[Dataset items]
::::::

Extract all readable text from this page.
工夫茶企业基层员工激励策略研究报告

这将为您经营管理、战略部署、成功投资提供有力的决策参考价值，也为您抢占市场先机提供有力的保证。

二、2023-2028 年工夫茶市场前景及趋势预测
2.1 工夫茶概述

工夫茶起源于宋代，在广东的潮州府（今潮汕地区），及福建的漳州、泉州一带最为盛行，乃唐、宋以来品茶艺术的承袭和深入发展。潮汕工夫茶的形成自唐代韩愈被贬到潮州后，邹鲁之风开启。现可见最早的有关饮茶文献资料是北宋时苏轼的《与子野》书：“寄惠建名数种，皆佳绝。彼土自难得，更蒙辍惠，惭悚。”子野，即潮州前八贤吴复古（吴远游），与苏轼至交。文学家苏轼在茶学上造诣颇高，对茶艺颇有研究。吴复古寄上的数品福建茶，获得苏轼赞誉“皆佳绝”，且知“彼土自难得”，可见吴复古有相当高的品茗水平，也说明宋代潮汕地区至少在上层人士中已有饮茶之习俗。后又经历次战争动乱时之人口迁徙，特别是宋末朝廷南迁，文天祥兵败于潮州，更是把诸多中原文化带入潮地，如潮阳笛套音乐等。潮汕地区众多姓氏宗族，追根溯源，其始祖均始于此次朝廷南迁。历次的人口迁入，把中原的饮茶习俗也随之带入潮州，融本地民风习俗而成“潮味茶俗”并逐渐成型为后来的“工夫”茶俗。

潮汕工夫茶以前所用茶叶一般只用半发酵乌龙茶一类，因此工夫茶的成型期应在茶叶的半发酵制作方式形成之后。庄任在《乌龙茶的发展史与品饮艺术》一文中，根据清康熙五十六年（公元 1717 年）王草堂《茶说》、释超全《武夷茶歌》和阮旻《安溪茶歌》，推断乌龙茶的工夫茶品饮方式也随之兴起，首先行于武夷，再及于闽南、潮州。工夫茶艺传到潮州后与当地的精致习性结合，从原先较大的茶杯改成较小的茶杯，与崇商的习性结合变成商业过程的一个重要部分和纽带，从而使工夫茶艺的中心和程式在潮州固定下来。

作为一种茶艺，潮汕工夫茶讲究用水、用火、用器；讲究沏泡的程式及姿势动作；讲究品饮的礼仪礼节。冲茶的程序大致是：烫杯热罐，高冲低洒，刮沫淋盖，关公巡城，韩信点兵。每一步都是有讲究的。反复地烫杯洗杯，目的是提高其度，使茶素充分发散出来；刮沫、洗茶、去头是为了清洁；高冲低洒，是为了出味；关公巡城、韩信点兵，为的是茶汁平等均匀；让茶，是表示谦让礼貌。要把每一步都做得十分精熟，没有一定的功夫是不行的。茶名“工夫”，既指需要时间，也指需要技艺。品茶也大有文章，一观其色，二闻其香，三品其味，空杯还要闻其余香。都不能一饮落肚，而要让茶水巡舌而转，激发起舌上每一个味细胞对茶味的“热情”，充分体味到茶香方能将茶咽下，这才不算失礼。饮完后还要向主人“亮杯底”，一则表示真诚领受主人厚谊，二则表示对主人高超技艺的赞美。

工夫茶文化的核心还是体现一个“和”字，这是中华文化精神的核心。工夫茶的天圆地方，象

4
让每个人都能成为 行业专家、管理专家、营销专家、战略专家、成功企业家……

::::::

▶ [EXERCISE OBJECTIVE]: All of the lines above need to be given again exactly.

▶ [WRITTEN ANSWER]:
Extract all readable text from this page.
工夫茶企业基层员工激励策略研究报告

这将为您经营管理、战略部署、成功投资提供有力的决策参考价值，也为您抢占市场先机提供有力的保证。

二、2023-2028 年工夫茶市场前景及趋势预测
2.1 工夫茶概述

工夫茶起源于宋代，在广东的潮州府（今潮汕地区），及福建的漳州、泉州一带最为盛行，乃唐、宋以来品茶艺术的承袭和深入发展。潮汕工夫茶的形成自唐代韩愈被贬到潮州后，邹鲁之风开启。现可见最早的有关饮茶文献资料是北宋时苏轼的《与子野》书：“寄惠建名数种，皆佳绝。彼土自难得，更蒙辍惠，惭悚。”子野，即潮州前八贤吴复古（吴远游），与苏轼至交。文学家苏轼在茶学上造诣颇高，对茶艺颇有研究。吴复古寄上的数品福建茶，获得苏轼赞誉“皆佳绝”，且知“彼土自难得”，可见吴复古有相当高的品茗水平，也说明宋代潮汕地区至少在上层人士中已有饮茶之习俗。后又经历次战争动乱时之人口迁徙，特别是宋末朝廷南迁，文天祥兵败于潮州，更是把诸多中原文化带入潮地，如潮阳笛套音乐等。潮汕地区众多姓氏宗族，追根溯源，其始祖均始于此次朝廷南迁。历次的人口迁入，把中原的饮茶习俗也随之带入潮州，融本地民风习俗而成“潮味茶俗”并逐渐成型为后来的“工夫”茶俗。

潮汕工夫茶以前所用茶叶一般只用半发酵乌龙茶一类，因此工夫茶的成型期应在茶叶的半发酵制作方式形成之后。庄任在《乌龙茶的发展史与品饮艺术》一文中，根据清康熙五十六年（公元 1717 年）王草堂《茶说》、释超全《武夷茶歌》和阮旻《安溪茶歌》，推断乌龙茶的工夫茶品饮方式也随之兴起，首先行于武夷，再及于闽南、潮州。工夫茶艺传到潮州后与当地的精致习性结合，从原先较大的茶杯改成较小的茶杯，与崇商的习性结合变成商业过程的一个重要部分和纽带，从而使工夫茶艺的中心和程式在潮州固定下来。

作为一种茶艺，潮汕工夫茶讲究用水、用火、用器；讲究沏泡的程式及姿势动作；讲究品饮的礼仪礼节。冲茶的程序大致是：烫杯热罐，高冲低洒，刮沫淋盖，关公巡城，韩信点兵。每一步都是有讲究的。反复地烫杯洗杯，目的是提高其度，使茶素充分发散出来；刮沫、洗茶、去头是为了清洁；高冲低洒，是为了出味；关公巡城、韩信点兵，为的是茶汁平等均匀；让茶，是表示谦让礼貌。要把每一步都做得十分精熟，没有一定的功夫是不行的。茶名“工夫”，既指需要时间，也指需要技艺。品茶也大有文章，一观其色，二闻其香，三品其味，空杯还要闻其余香。都不能一饮落肚，而要让茶水巡舌而转，激发起舌上每一个味细胞对茶味的“热情”，充分体味到茶香方能将茶咽下，这才不算失礼。饮完后还要向主人“亮杯底”，一则表示真诚领受主人厚谊，二则表示对主人高超技艺的赞美。

工夫茶文化的核心还是体现一个“和”字，这是中华文化精神的核心。工夫茶的天圆地方，象

4
让每个人都能成为 行业专家、管理专家、营销专家、战略专家、成功企业家……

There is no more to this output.